## Goal
Read through the records below and copy each line that uses the word "this".

## Records shown
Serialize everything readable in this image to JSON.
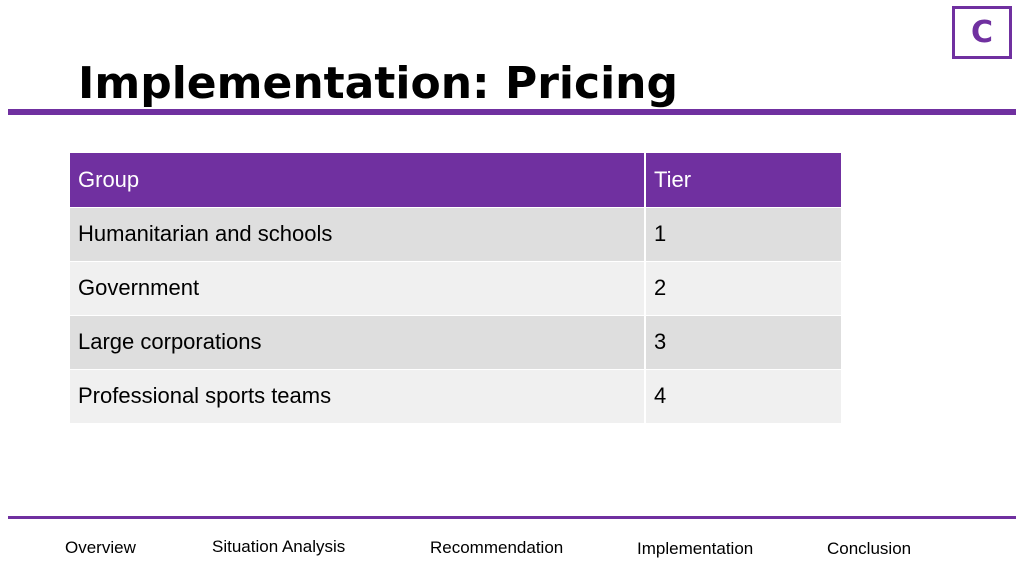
{
  "logo": {
    "letter": "C"
  },
  "slide": {
    "title": "Implementation: Pricing"
  },
  "table": {
    "headers": [
      "Group",
      "Tier"
    ],
    "rows": [
      [
        "Humanitarian and schools",
        "1"
      ],
      [
        "Government",
        "2"
      ],
      [
        "Large corporations",
        "3"
      ],
      [
        "Professional sports teams",
        "4"
      ]
    ]
  },
  "nav": {
    "items": [
      "Overview",
      "Situation Analysis",
      "Recommendation",
      "Implementation",
      "Conclusion"
    ]
  },
  "colors": {
    "accent": "#7030a0",
    "row_odd": "#dedede",
    "row_even": "#f0f0f0"
  }
}
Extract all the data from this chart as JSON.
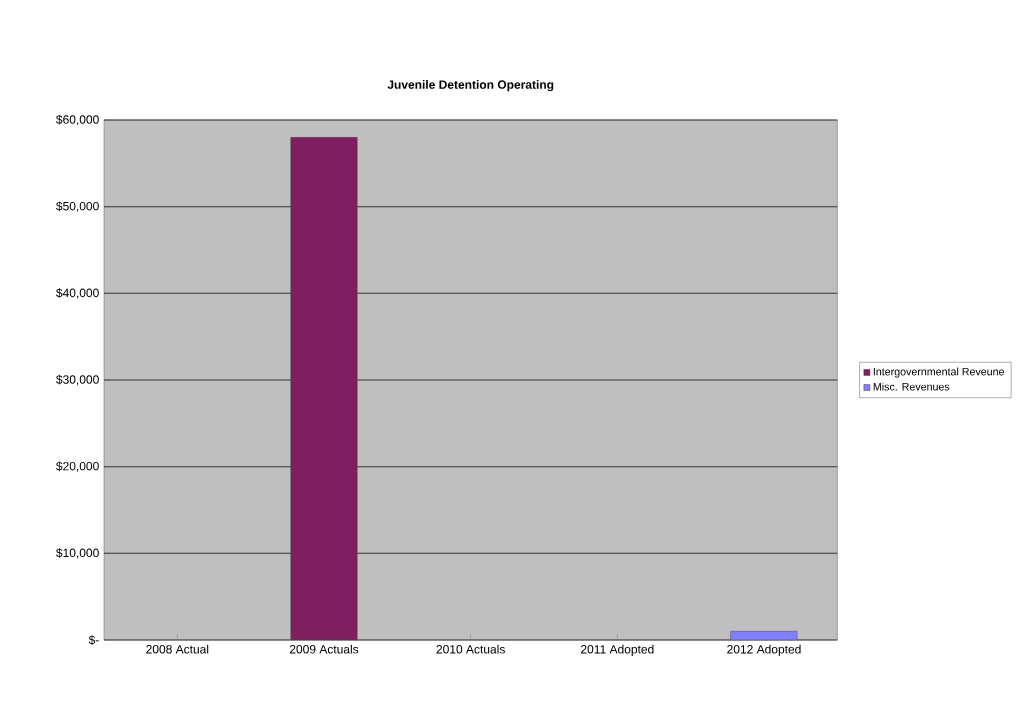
{
  "chart_data": {
    "type": "bar",
    "stacked": true,
    "title": "Juvenile Detention Operating",
    "categories": [
      "2008 Actual",
      "2009 Actuals",
      "2010 Actuals",
      "2011 Adopted",
      "2012 Adopted"
    ],
    "series": [
      {
        "name": "Intergovernmental Reveune",
        "color": "#7f1f5f",
        "values": [
          0,
          58000,
          0,
          0,
          0
        ]
      },
      {
        "name": "Misc. Revenues",
        "color": "#8080ff",
        "values": [
          0,
          0,
          0,
          0,
          1000
        ]
      }
    ],
    "ylim": [
      0,
      60000
    ],
    "yticks": [
      {
        "value": 0,
        "label": "$-"
      },
      {
        "value": 10000,
        "label": "$10,000"
      },
      {
        "value": 20000,
        "label": "$20,000"
      },
      {
        "value": 30000,
        "label": "$30,000"
      },
      {
        "value": 40000,
        "label": "$40,000"
      },
      {
        "value": 50000,
        "label": "$50,000"
      },
      {
        "value": 60000,
        "label": "$60,000"
      }
    ],
    "grid": "y",
    "legend": "right"
  }
}
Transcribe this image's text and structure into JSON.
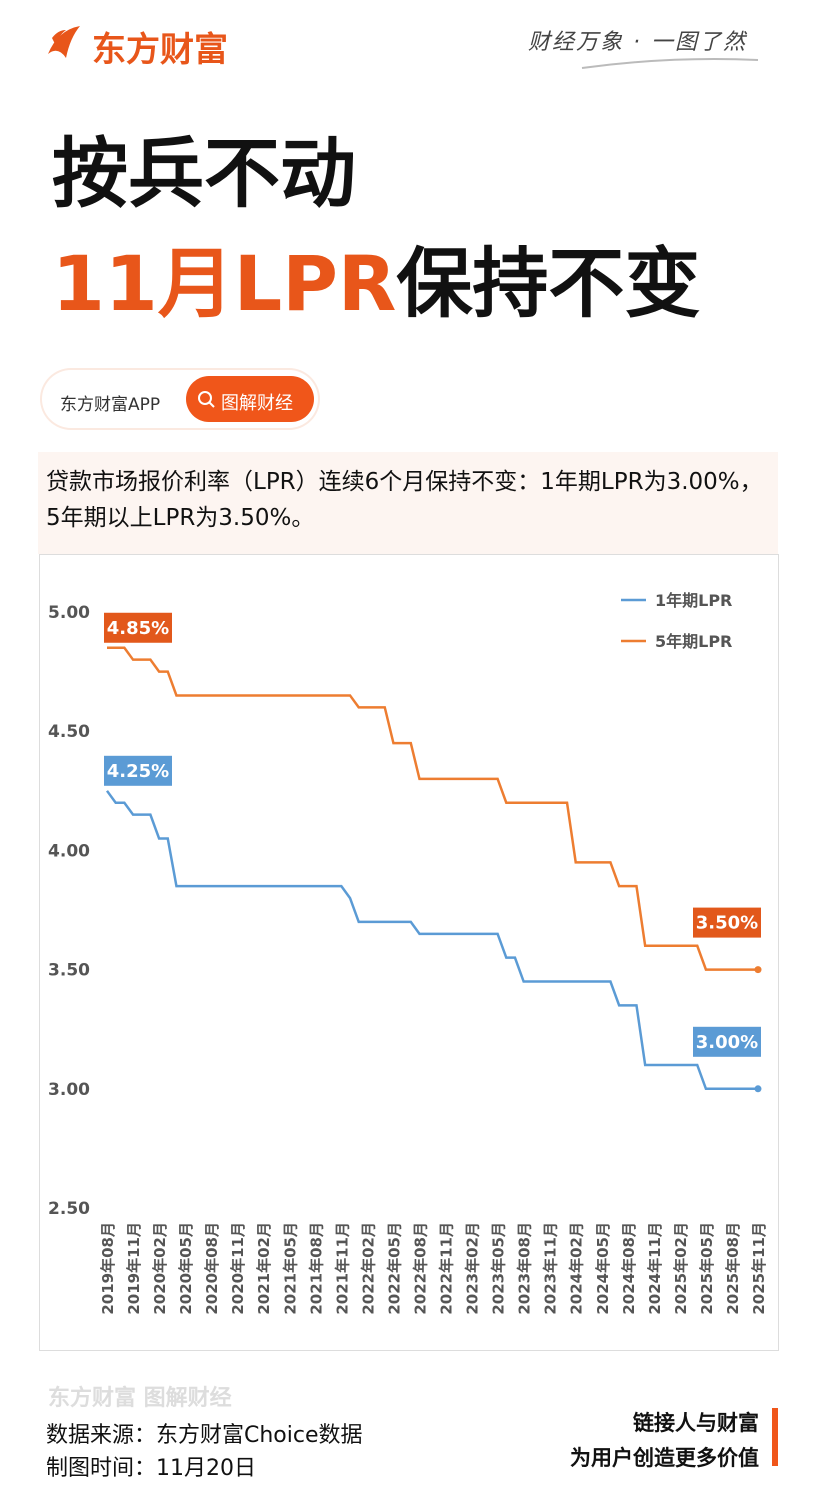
{
  "header": {
    "brand": "东方财富",
    "slogan": "财经万象 · 一图了然",
    "title_line1": "按兵不动",
    "title_line2_highlight": "11月LPR",
    "title_line2_rest": "保持不变",
    "tag_app": "东方财富APP",
    "tag_button": "图解财经"
  },
  "summary": "贷款市场报价利率（LPR）连续6个月保持不变：1年期LPR为3.00%，5年期以上LPR为3.50%。",
  "chart_data": {
    "type": "line",
    "categories": [
      "2019年08月",
      null,
      null,
      "2019年11月",
      null,
      null,
      "2020年02月",
      null,
      null,
      "2020年05月",
      null,
      null,
      "2020年08月",
      null,
      null,
      "2020年11月",
      null,
      null,
      "2021年02月",
      null,
      null,
      "2021年05月",
      null,
      null,
      "2021年08月",
      null,
      null,
      "2021年11月",
      null,
      null,
      "2022年02月",
      null,
      null,
      "2022年05月",
      null,
      null,
      "2022年08月",
      null,
      null,
      "2022年11月",
      null,
      null,
      "2023年02月",
      null,
      null,
      "2023年05月",
      null,
      null,
      "2023年08月",
      null,
      null,
      "2023年11月",
      null,
      null,
      "2024年02月",
      null,
      null,
      "2024年05月",
      null,
      null,
      "2024年08月",
      null,
      null,
      "2024年11月",
      null,
      null,
      "2025年02月",
      null,
      null,
      "2025年05月",
      null,
      null,
      "2025年08月",
      null,
      null,
      "2025年11月"
    ],
    "series": [
      {
        "name": "1年期LPR",
        "color": "#5b9bd5",
        "values": [
          4.25,
          4.2,
          4.2,
          4.15,
          4.15,
          4.15,
          4.05,
          4.05,
          3.85,
          3.85,
          3.85,
          3.85,
          3.85,
          3.85,
          3.85,
          3.85,
          3.85,
          3.85,
          3.85,
          3.85,
          3.85,
          3.85,
          3.85,
          3.85,
          3.85,
          3.85,
          3.85,
          3.85,
          3.8,
          3.7,
          3.7,
          3.7,
          3.7,
          3.7,
          3.7,
          3.7,
          3.65,
          3.65,
          3.65,
          3.65,
          3.65,
          3.65,
          3.65,
          3.65,
          3.65,
          3.65,
          3.55,
          3.55,
          3.45,
          3.45,
          3.45,
          3.45,
          3.45,
          3.45,
          3.45,
          3.45,
          3.45,
          3.45,
          3.45,
          3.35,
          3.35,
          3.35,
          3.1,
          3.1,
          3.1,
          3.1,
          3.1,
          3.1,
          3.1,
          3.0,
          3.0,
          3.0,
          3.0,
          3.0,
          3.0,
          3.0
        ],
        "value_labels": [
          "4.25%",
          null,
          null,
          null,
          null,
          null,
          null,
          null,
          null,
          null,
          null,
          null,
          null,
          null,
          null,
          null,
          null,
          null,
          null,
          null,
          null,
          null,
          null,
          null,
          null,
          null,
          null,
          null,
          null,
          null,
          null,
          null,
          null,
          null,
          null,
          null,
          null,
          null,
          null,
          null,
          null,
          null,
          null,
          null,
          null,
          null,
          null,
          null,
          null,
          null,
          null,
          null,
          null,
          null,
          null,
          null,
          null,
          null,
          null,
          null,
          null,
          null,
          null,
          null,
          null,
          null,
          null,
          null,
          null,
          null,
          null,
          null,
          null,
          null,
          null,
          "3.00%"
        ]
      },
      {
        "name": "5年期LPR",
        "color": "#ed7d31",
        "label_color": "#e2581b",
        "values": [
          4.85,
          4.85,
          4.85,
          4.8,
          4.8,
          4.8,
          4.75,
          4.75,
          4.65,
          4.65,
          4.65,
          4.65,
          4.65,
          4.65,
          4.65,
          4.65,
          4.65,
          4.65,
          4.65,
          4.65,
          4.65,
          4.65,
          4.65,
          4.65,
          4.65,
          4.65,
          4.65,
          4.65,
          4.65,
          4.6,
          4.6,
          4.6,
          4.6,
          4.45,
          4.45,
          4.45,
          4.3,
          4.3,
          4.3,
          4.3,
          4.3,
          4.3,
          4.3,
          4.3,
          4.3,
          4.3,
          4.2,
          4.2,
          4.2,
          4.2,
          4.2,
          4.2,
          4.2,
          4.2,
          3.95,
          3.95,
          3.95,
          3.95,
          3.95,
          3.85,
          3.85,
          3.85,
          3.6,
          3.6,
          3.6,
          3.6,
          3.6,
          3.6,
          3.6,
          3.5,
          3.5,
          3.5,
          3.5,
          3.5,
          3.5,
          3.5
        ],
        "value_labels": [
          "4.85%",
          null,
          null,
          null,
          null,
          null,
          null,
          null,
          null,
          null,
          null,
          null,
          null,
          null,
          null,
          null,
          null,
          null,
          null,
          null,
          null,
          null,
          null,
          null,
          null,
          null,
          null,
          null,
          null,
          null,
          null,
          null,
          null,
          null,
          null,
          null,
          null,
          null,
          null,
          null,
          null,
          null,
          null,
          null,
          null,
          null,
          null,
          null,
          null,
          null,
          null,
          null,
          null,
          null,
          null,
          null,
          null,
          null,
          null,
          null,
          null,
          null,
          null,
          null,
          null,
          null,
          null,
          null,
          null,
          null,
          null,
          null,
          null,
          null,
          null,
          "3.50%"
        ]
      }
    ],
    "ylim": [
      2.5,
      5.0
    ],
    "yticks": [
      {
        "value": 2.5,
        "label": "2.50"
      },
      {
        "value": 3.0,
        "label": "3.00"
      },
      {
        "value": 3.5,
        "label": "3.50"
      },
      {
        "value": 4.0,
        "label": "4.00"
      },
      {
        "value": 4.5,
        "label": "4.50"
      },
      {
        "value": 5.0,
        "label": "5.00"
      }
    ],
    "grid": false,
    "legend": "top-right"
  },
  "footer": {
    "watermark": "东方财富 图解财经",
    "source": "数据来源：东方财富Choice数据",
    "date": "制图时间：11月20日",
    "motto_line1": "链接人与财富",
    "motto_line2": "为用户创造更多价值"
  }
}
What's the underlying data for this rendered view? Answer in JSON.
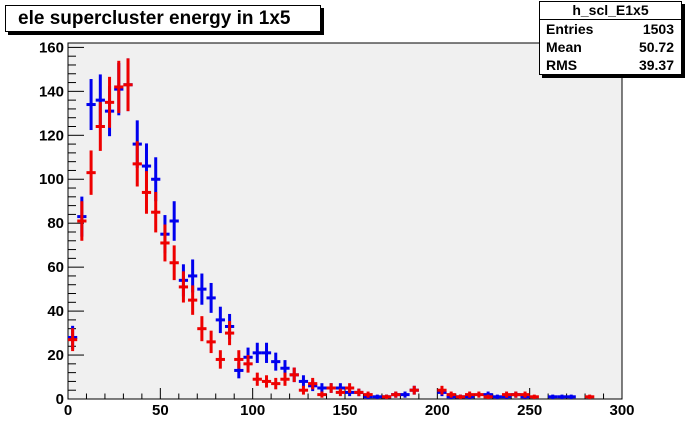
{
  "chart_data": {
    "type": "scatter",
    "title": "ele supercluster energy in 1x5",
    "xlabel": "",
    "ylabel": "",
    "xlim": [
      0,
      300
    ],
    "ylim": [
      0,
      162
    ],
    "x_ticks": [
      "0",
      "50",
      "100",
      "150",
      "200",
      "250",
      "300"
    ],
    "y_ticks": [
      "0",
      "20",
      "40",
      "60",
      "80",
      "100",
      "120",
      "140",
      "160"
    ],
    "grid": false,
    "bin_width": 5,
    "plot_background": "#f0f0f0",
    "series": [
      {
        "color": "#0000ee",
        "x": [
          2.5,
          7.5,
          12.5,
          17.5,
          22.5,
          27.5,
          32.5,
          37.5,
          42.5,
          47.5,
          52.5,
          57.5,
          62.5,
          67.5,
          72.5,
          77.5,
          82.5,
          87.5,
          92.5,
          97.5,
          102.5,
          107.5,
          112.5,
          117.5,
          122.5,
          127.5,
          132.5,
          137.5,
          142.5,
          147.5,
          152.5,
          157.5,
          162.5,
          167.5,
          172.5,
          177.5,
          182.5,
          187.5,
          192.5,
          197.5,
          202.5,
          207.5,
          212.5,
          217.5,
          222.5,
          227.5,
          232.5,
          237.5,
          242.5,
          247.5,
          252.5,
          257.5,
          262.5,
          267.5,
          272.5,
          277.5,
          282.5,
          287.5,
          292.5
        ],
        "y": [
          28,
          83,
          134,
          136,
          131,
          141,
          143,
          116,
          106,
          100,
          75,
          81,
          54,
          56,
          50,
          46,
          36,
          33,
          13,
          19,
          21,
          21,
          17,
          14,
          11,
          8,
          6,
          5,
          5,
          5,
          3,
          3,
          1,
          1,
          1,
          2,
          2,
          4,
          0,
          0,
          3,
          1,
          1,
          1,
          0,
          2,
          1,
          1,
          2,
          1,
          0,
          0,
          1,
          1,
          1,
          0,
          0,
          0,
          0
        ],
        "err": [
          5.3,
          9.1,
          11.6,
          11.7,
          11.4,
          11.9,
          12.0,
          10.8,
          10.3,
          10.0,
          8.7,
          9.0,
          7.3,
          7.5,
          7.1,
          6.8,
          6.0,
          5.7,
          3.6,
          4.4,
          4.6,
          4.6,
          4.1,
          3.7,
          3.3,
          2.8,
          2.4,
          2.2,
          2.2,
          2.2,
          1.7,
          1.7,
          1.0,
          1.0,
          1.0,
          1.4,
          1.4,
          2.0,
          0,
          0,
          1.7,
          1.0,
          1.0,
          1.0,
          0,
          1.4,
          1.0,
          1.0,
          1.4,
          1.0,
          0,
          0,
          1.0,
          1.0,
          1.0,
          0,
          0,
          0,
          0
        ]
      },
      {
        "color": "#ee0000",
        "x": [
          2.5,
          7.5,
          12.5,
          17.5,
          22.5,
          27.5,
          32.5,
          37.5,
          42.5,
          47.5,
          52.5,
          57.5,
          62.5,
          67.5,
          72.5,
          77.5,
          82.5,
          87.5,
          92.5,
          97.5,
          102.5,
          107.5,
          112.5,
          117.5,
          122.5,
          127.5,
          132.5,
          137.5,
          142.5,
          147.5,
          152.5,
          157.5,
          162.5,
          167.5,
          172.5,
          177.5,
          182.5,
          187.5,
          192.5,
          197.5,
          202.5,
          207.5,
          212.5,
          217.5,
          222.5,
          227.5,
          232.5,
          237.5,
          242.5,
          247.5,
          252.5,
          257.5,
          262.5,
          267.5,
          272.5,
          277.5,
          282.5,
          287.5,
          292.5
        ],
        "y": [
          27,
          81,
          103,
          124,
          135,
          142,
          143,
          107,
          94,
          85,
          71,
          62,
          51,
          45,
          32,
          26,
          18,
          30,
          18,
          16,
          9,
          8,
          7,
          9,
          11,
          4,
          7,
          2,
          5,
          3,
          5,
          3,
          2,
          0,
          1,
          2,
          0,
          4,
          0,
          0,
          4,
          2,
          1,
          2,
          2,
          1,
          0,
          2,
          2,
          2,
          1,
          0,
          0,
          0,
          0,
          0,
          1,
          0,
          0
        ],
        "err": [
          5.2,
          9.0,
          10.1,
          11.1,
          11.6,
          11.9,
          12.0,
          10.3,
          9.7,
          9.2,
          8.4,
          7.9,
          7.1,
          6.7,
          5.7,
          5.1,
          4.2,
          5.5,
          4.2,
          4.0,
          3.0,
          2.8,
          2.6,
          3.0,
          3.3,
          2.0,
          2.6,
          1.4,
          2.2,
          1.7,
          2.2,
          1.7,
          1.4,
          0,
          1.0,
          1.4,
          0,
          2.0,
          0,
          0,
          2.0,
          1.4,
          1.0,
          1.4,
          1.4,
          1.0,
          0,
          1.4,
          1.4,
          1.4,
          1.0,
          0,
          0,
          0,
          0,
          0,
          1.0,
          0,
          0
        ]
      }
    ]
  },
  "stats_box": {
    "title": "h_scl_E1x5",
    "rows": [
      {
        "label": "Entries",
        "value": "1503"
      },
      {
        "label": "Mean",
        "value": "50.72"
      },
      {
        "label": "RMS",
        "value": "39.37"
      }
    ]
  }
}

## Task response
Serialize everything readable in this image to JSON.
Extract all the data from this chart as JSON.
Transcribe this image's text and structure into JSON.
What's the underlying data for this rendered view? Answer in JSON.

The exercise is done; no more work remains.